[Records from a data source]
━━━━━━━━━━━━━━━━━━━━

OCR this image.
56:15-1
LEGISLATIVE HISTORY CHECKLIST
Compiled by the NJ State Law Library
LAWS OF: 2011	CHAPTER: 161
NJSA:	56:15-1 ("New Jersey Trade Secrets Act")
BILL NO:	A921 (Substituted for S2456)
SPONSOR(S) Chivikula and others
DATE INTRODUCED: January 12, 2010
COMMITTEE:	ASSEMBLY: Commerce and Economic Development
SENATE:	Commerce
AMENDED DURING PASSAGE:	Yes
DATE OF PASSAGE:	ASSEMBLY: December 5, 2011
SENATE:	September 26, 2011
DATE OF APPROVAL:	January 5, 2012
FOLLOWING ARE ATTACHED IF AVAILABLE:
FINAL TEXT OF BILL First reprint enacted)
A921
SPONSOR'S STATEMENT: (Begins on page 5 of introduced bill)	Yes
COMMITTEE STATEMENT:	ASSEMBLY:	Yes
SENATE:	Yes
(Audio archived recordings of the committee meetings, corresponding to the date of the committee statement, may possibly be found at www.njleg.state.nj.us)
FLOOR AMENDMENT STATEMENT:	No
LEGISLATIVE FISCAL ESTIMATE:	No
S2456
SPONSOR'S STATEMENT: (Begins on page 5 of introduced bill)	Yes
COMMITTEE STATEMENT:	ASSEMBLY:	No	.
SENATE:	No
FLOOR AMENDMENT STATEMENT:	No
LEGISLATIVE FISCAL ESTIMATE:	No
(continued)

━━━━━━━━━━━━━━━━━━━━

- AIM OF THE TASK -
Return all of the entries exactly as they were supplied.

- EXERCISE RESPONSE -
OCR this image.
56:15-1
LEGISLATIVE HISTORY CHECKLIST
Compiled by the NJ State Law Library
LAWS OF: 2011	CHAPTER: 161
NJSA:	56:15-1 ("New Jersey Trade Secrets Act")
BILL NO:	A921 (Substituted for S2456)
SPONSOR(S) Chivikula and others
DATE INTRODUCED: January 12, 2010
COMMITTEE:	ASSEMBLY: Commerce and Economic Development
SENATE:	Commerce
AMENDED DURING PASSAGE:	Yes
DATE OF PASSAGE:	ASSEMBLY: December 5, 2011
SENATE:	September 26, 2011
DATE OF APPROVAL:	January 5, 2012
FOLLOWING ARE ATTACHED IF AVAILABLE:
FINAL TEXT OF BILL First reprint enacted)
A921
SPONSOR'S STATEMENT: (Begins on page 5 of introduced bill)	Yes
COMMITTEE STATEMENT:	ASSEMBLY:	Yes
SENATE:	Yes
(Audio archived recordings of the committee meetings, corresponding to the date of the committee statement, may possibly be found at www.njleg.state.nj.us)
FLOOR AMENDMENT STATEMENT:	No
LEGISLATIVE FISCAL ESTIMATE:	No
S2456
SPONSOR'S STATEMENT: (Begins on page 5 of introduced bill)	Yes
COMMITTEE STATEMENT:	ASSEMBLY:	No	.
SENATE:	No
FLOOR AMENDMENT STATEMENT:	No
LEGISLATIVE FISCAL ESTIMATE:	No
(continued)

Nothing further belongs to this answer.